#### [WORK TO DO]
Copy the stretch of the listing from the line containing "clip-duration-badge: 00:02 [86, 397, 110, 406]" through the line containing "speed-slider[interactable] [243, 84, 377, 95]", both included, reproducing each line without any change.

━━━━━ EXCERPTED DATA ━━━━━

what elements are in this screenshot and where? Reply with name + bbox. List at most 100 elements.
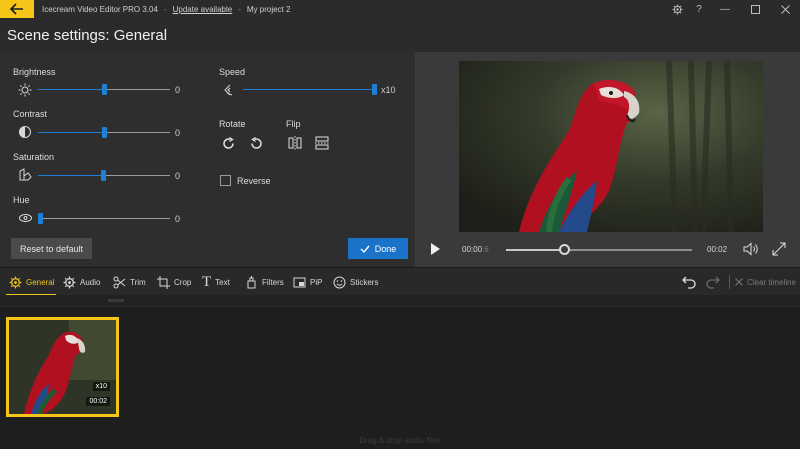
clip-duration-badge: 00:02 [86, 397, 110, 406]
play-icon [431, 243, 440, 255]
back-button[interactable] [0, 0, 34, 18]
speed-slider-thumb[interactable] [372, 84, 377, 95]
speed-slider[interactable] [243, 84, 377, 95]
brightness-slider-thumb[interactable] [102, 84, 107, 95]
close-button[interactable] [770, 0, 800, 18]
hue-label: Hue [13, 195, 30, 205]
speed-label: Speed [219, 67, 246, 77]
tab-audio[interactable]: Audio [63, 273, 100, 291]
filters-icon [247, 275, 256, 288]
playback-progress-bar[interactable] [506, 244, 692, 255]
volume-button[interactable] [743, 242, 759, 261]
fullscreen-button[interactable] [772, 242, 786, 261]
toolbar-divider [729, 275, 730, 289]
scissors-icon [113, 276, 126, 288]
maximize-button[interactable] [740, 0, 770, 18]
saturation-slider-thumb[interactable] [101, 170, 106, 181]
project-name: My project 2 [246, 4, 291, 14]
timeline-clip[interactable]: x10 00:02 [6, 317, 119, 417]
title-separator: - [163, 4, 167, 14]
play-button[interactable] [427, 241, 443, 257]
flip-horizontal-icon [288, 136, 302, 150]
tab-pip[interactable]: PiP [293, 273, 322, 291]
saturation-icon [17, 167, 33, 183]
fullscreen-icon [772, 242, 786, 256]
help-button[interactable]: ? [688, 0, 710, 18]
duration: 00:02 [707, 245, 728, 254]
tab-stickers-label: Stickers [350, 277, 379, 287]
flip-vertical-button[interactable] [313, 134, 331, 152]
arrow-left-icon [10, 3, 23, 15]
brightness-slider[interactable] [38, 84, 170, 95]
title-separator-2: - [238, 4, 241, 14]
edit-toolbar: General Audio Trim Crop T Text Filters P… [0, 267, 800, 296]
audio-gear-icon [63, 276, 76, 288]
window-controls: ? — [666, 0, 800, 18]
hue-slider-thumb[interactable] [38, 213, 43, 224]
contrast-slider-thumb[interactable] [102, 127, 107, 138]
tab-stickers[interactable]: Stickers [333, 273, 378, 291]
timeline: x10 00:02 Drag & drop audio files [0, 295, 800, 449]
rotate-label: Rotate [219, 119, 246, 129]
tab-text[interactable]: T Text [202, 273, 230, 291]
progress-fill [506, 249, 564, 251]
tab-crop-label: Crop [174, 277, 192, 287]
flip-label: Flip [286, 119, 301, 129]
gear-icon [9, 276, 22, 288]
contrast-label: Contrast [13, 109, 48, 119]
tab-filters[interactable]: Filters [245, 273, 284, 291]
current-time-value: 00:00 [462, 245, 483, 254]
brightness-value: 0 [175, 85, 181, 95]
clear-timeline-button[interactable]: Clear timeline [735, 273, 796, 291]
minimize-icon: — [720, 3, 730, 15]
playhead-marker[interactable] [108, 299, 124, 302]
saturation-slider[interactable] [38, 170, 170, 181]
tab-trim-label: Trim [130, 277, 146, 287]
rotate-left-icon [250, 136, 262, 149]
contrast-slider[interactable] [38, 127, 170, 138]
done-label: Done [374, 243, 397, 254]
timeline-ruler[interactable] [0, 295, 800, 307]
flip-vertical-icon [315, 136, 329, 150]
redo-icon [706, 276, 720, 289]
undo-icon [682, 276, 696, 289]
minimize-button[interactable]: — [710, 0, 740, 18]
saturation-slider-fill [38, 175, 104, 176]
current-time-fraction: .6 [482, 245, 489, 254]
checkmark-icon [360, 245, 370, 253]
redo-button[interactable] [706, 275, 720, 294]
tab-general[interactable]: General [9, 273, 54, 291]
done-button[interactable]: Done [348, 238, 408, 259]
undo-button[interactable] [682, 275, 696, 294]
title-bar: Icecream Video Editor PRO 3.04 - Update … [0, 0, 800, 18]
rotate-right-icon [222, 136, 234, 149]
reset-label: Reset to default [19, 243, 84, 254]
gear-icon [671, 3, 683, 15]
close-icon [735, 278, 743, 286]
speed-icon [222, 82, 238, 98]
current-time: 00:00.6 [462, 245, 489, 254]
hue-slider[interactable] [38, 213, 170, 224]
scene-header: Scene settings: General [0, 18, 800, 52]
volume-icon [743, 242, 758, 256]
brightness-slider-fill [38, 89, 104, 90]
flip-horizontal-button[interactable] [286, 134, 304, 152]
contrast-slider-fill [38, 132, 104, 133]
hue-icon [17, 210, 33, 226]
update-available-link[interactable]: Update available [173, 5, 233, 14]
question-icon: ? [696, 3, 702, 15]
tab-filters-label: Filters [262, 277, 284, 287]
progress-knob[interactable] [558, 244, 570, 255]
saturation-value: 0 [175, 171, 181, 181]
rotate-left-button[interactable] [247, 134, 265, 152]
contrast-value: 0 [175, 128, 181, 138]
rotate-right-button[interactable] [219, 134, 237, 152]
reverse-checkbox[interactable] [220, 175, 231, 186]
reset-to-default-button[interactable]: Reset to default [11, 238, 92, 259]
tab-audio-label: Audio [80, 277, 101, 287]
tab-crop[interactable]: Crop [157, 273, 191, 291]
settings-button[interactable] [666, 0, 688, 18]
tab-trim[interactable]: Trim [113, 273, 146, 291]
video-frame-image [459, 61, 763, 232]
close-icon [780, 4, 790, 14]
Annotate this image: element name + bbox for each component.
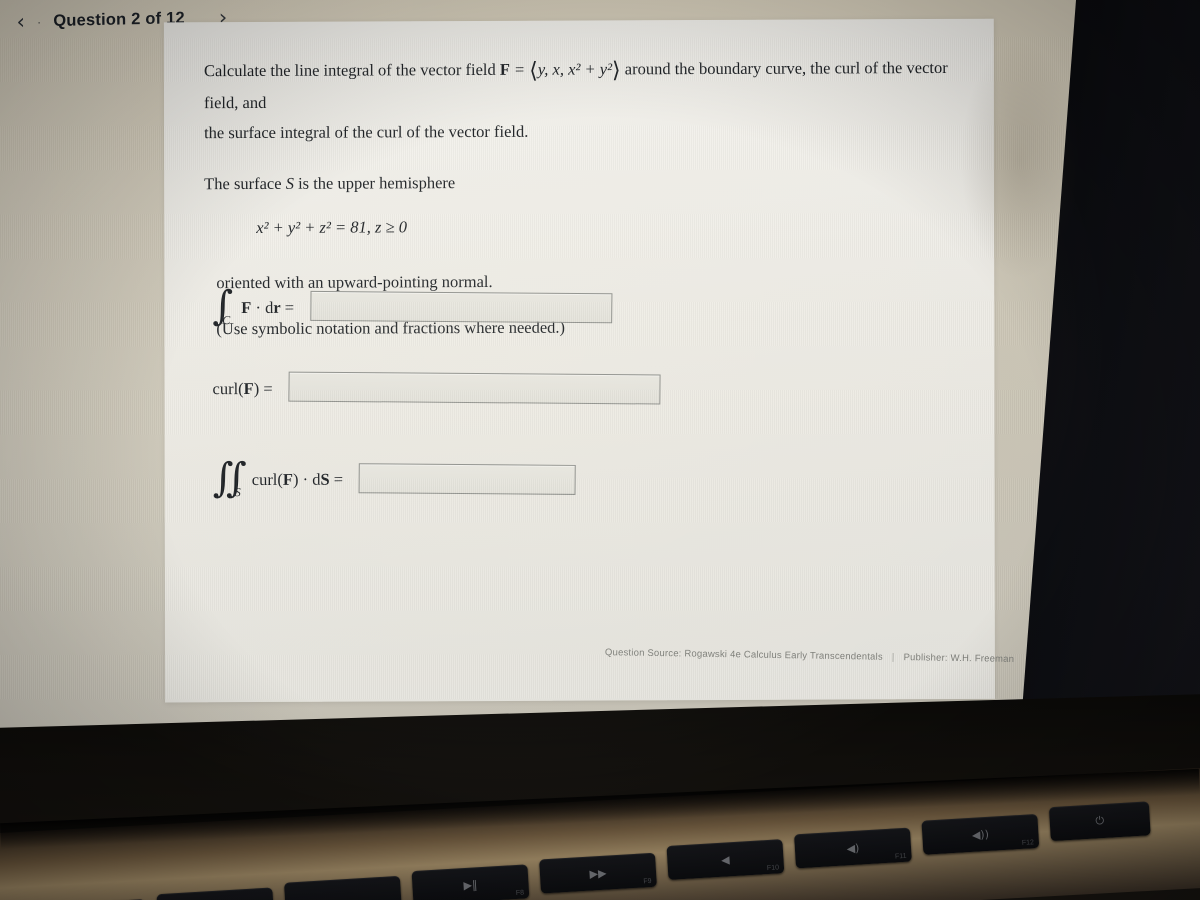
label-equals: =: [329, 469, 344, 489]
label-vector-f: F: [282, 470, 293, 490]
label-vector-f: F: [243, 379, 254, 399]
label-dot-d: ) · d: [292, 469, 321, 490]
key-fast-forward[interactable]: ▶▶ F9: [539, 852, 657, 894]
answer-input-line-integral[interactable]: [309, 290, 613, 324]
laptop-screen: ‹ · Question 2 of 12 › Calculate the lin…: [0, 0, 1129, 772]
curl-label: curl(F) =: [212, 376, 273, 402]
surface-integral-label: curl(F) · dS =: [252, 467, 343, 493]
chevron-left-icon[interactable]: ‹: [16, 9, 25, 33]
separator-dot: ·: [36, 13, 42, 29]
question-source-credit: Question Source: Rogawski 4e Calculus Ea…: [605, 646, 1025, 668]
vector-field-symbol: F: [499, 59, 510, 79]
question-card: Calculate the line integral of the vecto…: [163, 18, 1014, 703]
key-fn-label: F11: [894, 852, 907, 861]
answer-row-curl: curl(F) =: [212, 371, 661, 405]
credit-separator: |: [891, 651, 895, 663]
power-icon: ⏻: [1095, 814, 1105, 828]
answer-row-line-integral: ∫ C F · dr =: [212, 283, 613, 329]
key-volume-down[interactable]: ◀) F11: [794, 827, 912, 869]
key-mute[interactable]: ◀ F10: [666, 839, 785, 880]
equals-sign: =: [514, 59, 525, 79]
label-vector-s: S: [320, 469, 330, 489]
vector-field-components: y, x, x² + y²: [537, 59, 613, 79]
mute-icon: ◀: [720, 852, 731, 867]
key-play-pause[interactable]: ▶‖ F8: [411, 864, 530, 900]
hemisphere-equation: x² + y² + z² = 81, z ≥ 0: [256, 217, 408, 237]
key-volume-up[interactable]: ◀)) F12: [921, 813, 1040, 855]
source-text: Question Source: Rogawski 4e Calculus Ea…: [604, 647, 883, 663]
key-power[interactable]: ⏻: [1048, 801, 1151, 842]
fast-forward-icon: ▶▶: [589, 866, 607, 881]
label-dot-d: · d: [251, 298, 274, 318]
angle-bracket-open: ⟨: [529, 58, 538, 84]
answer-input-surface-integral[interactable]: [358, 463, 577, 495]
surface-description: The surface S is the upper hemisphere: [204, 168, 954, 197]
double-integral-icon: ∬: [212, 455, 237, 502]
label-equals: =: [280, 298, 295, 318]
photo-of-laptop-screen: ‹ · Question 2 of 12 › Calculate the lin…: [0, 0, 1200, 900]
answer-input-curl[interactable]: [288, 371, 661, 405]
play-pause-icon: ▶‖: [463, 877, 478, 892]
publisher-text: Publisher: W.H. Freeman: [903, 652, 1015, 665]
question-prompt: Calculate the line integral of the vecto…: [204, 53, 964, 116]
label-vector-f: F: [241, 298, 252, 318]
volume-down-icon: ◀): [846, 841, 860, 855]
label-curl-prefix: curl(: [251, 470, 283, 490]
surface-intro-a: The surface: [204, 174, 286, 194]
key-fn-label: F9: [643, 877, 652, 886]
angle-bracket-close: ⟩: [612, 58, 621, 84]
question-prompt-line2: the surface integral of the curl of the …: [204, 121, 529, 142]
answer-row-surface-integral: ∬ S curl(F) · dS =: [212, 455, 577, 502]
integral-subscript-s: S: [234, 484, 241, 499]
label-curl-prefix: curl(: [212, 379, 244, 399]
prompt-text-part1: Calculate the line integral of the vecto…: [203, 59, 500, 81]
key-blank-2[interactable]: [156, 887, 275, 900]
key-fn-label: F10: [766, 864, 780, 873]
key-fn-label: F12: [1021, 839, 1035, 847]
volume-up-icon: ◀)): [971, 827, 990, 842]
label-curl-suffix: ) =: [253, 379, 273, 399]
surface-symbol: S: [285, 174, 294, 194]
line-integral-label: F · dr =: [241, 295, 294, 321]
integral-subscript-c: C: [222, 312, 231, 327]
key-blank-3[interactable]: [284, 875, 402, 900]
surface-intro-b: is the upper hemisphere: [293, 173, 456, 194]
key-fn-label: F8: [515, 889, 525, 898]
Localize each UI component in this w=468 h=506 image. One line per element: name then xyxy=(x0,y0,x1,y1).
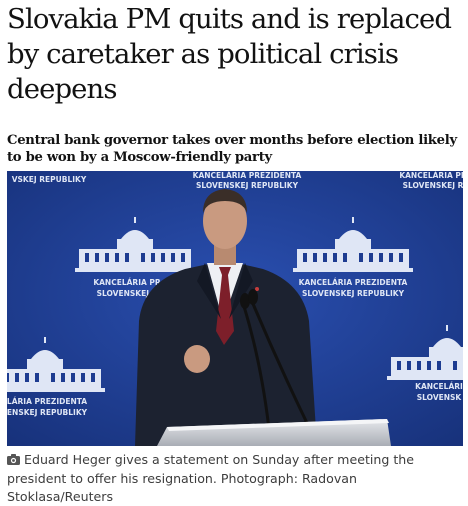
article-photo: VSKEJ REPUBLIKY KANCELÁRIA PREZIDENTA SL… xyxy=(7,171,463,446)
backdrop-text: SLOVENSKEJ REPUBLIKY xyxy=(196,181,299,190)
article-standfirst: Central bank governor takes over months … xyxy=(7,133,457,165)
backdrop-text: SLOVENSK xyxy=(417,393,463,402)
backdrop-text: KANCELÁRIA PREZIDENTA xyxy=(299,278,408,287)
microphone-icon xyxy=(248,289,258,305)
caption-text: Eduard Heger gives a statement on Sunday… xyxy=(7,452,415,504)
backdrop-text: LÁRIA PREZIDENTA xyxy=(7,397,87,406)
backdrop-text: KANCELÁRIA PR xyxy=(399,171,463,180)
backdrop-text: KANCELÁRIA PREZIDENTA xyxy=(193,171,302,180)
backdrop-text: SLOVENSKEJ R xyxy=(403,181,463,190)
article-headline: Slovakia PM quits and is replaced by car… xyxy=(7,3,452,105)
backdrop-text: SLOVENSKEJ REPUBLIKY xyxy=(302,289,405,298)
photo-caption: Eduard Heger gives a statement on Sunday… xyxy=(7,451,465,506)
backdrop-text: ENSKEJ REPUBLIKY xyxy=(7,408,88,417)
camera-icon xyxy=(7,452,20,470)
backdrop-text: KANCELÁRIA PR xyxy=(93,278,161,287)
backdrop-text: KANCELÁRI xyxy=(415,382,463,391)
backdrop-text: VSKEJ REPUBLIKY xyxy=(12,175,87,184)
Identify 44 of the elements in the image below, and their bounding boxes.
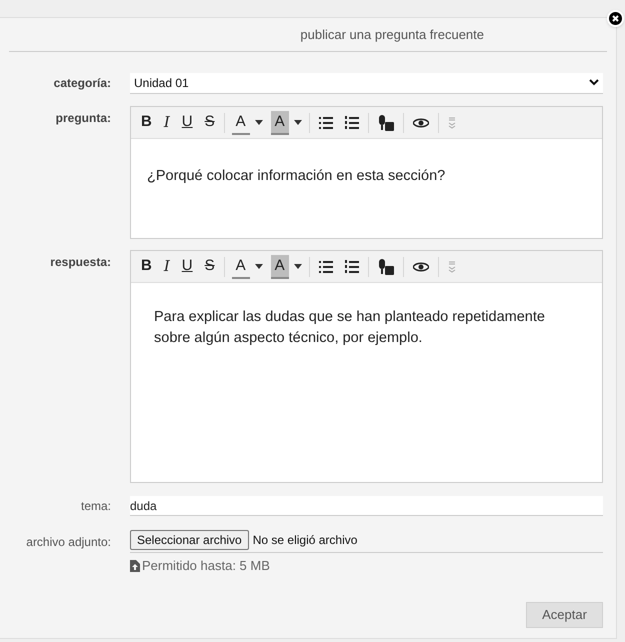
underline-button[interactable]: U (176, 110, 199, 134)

━━━━━

#### [WRITTEN SOLUTION]
clip-duration-badge: 00:02 [86, 397, 110, 406]
play-icon [431, 243, 440, 255]
back-button[interactable] [0, 0, 34, 18]
speed-slider-thumb[interactable] [372, 84, 377, 95]
speed-slider[interactable] [243, 84, 377, 95]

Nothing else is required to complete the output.